Stated task: Make an exact copy of each entry, leaving out every picture.

(Stored items from a collection)
-------------------------

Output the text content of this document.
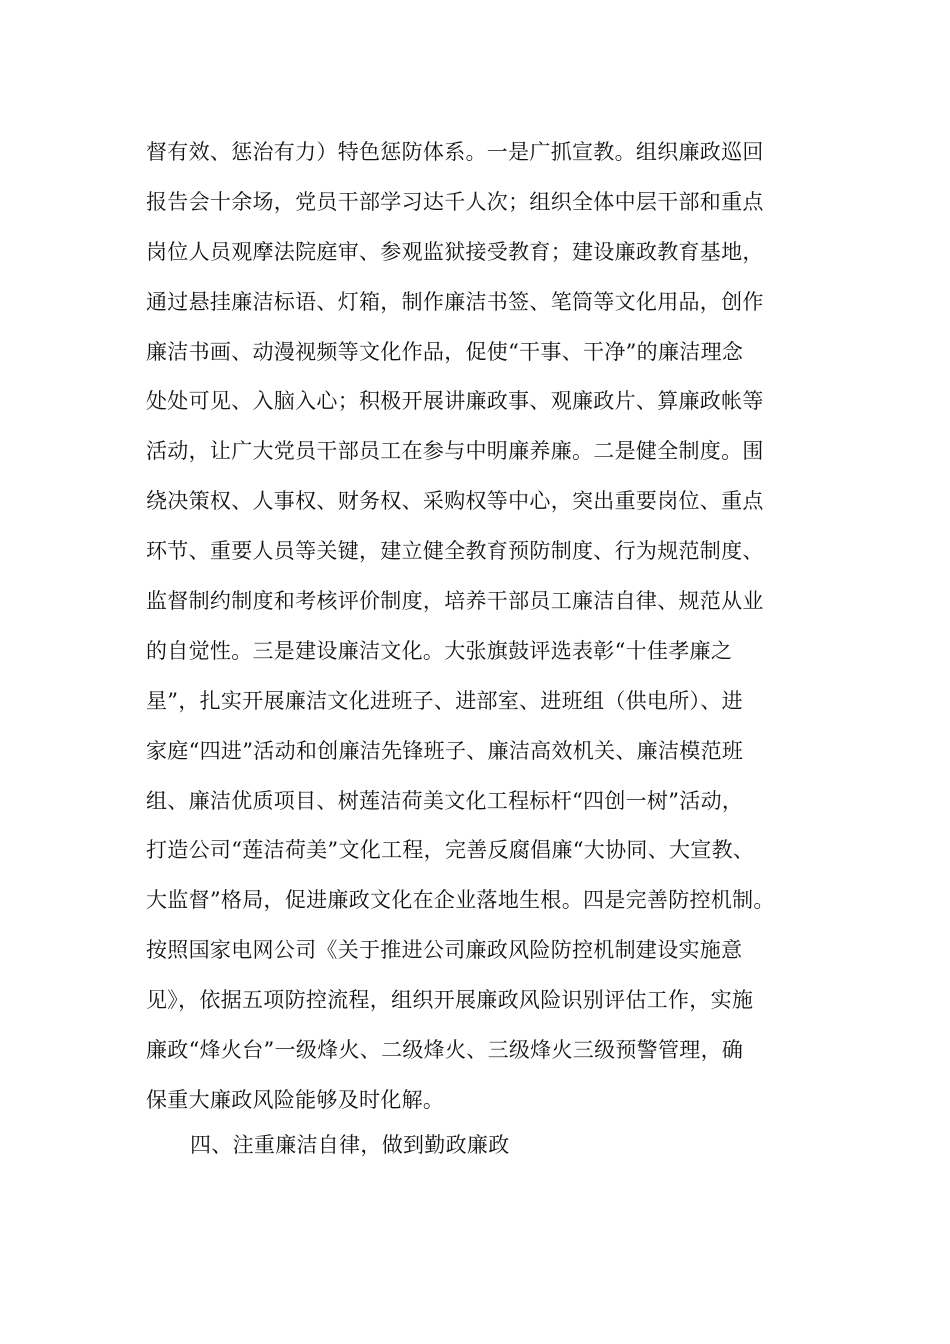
督有效、惩治有力）特色惩防体系。一是广抓宣教。组织廉政巡回
报告会十余场，党员干部学习达千人次；组织全体中层干部和重点
岗位人员观摩法院庭审、参观监狱接受教育；建设廉政教育基地，
通过悬挂廉洁标语、灯箱，制作廉洁书签、笔筒等文化用品，创作
廉洁书画、动漫视频等文化作品，促使“干事、干净”的廉洁理念
处处可见、入脑入心；积极开展讲廉政事、观廉政片、算廉政帐等
活动，让广大党员干部员工在参与中明廉养廉。二是健全制度。围
绕决策权、人事权、财务权、采购权等中心，突出重要岗位、重点
环节、重要人员等关键，建立健全教育预防制度、行为规范制度、
监督制约制度和考核评价制度，培养干部员工廉洁自律、规范从业
的自觉性。三是建设廉洁文化。大张旗鼓评选表彰“十佳孝廉之
星”，扎实开展廉洁文化进班子、进部室、进班组（供电所）、进
家庭“四进”活动和创廉洁先锋班子、廉洁高效机关、廉洁模范班
组、廉洁优质项目、树莲洁荷美文化工程标杆“四创一树”活动，
打造公司“莲洁荷美”文化工程，完善反腐倡廉“大协同、大宣教、
大监督”格局，促进廉政文化在企业落地生根。四是完善防控机制。
按照国家电网公司《关于推进公司廉政风险防控机制建设实施意
见》，依据五项防控流程，组织开展廉政风险识别评估工作，实施
廉政“烽火台”一级烽火、二级烽火、三级烽火三级预警管理，确
保重大廉政风险能够及时化解。
四、注重廉洁自律，做到勤政廉政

-------------------------

The response:
Output the text content of this document.
督有效、惩治有力）特色惩防体系。一是广抓宣教。组织廉政巡回
报告会十余场，党员干部学习达千人次；组织全体中层干部和重点
岗位人员观摩法院庭审、参观监狱接受教育；建设廉政教育基地，
通过悬挂廉洁标语、灯箱，制作廉洁书签、笔筒等文化用品，创作
廉洁书画、动漫视频等文化作品，促使“干事、干净”的廉洁理念
处处可见、入脑入心；积极开展讲廉政事、观廉政片、算廉政帐等
活动，让广大党员干部员工在参与中明廉养廉。二是健全制度。围
绕决策权、人事权、财务权、采购权等中心，突出重要岗位、重点
环节、重要人员等关键，建立健全教育预防制度、行为规范制度、
监督制约制度和考核评价制度，培养干部员工廉洁自律、规范从业
的自觉性。三是建设廉洁文化。大张旗鼓评选表彰“十佳孝廉之
星”，扎实开展廉洁文化进班子、进部室、进班组（供电所）、进
家庭“四进”活动和创廉洁先锋班子、廉洁高效机关、廉洁模范班
组、廉洁优质项目、树莲洁荷美文化工程标杆“四创一树”活动，
打造公司“莲洁荷美”文化工程，完善反腐倡廉“大协同、大宣教、
大监督”格局，促进廉政文化在企业落地生根。四是完善防控机制。
按照国家电网公司《关于推进公司廉政风险防控机制建设实施意
见》，依据五项防控流程，组织开展廉政风险识别评估工作，实施
廉政“烽火台”一级烽火、二级烽火、三级烽火三级预警管理，确
保重大廉政风险能够及时化解。
四、注重廉洁自律，做到勤政廉政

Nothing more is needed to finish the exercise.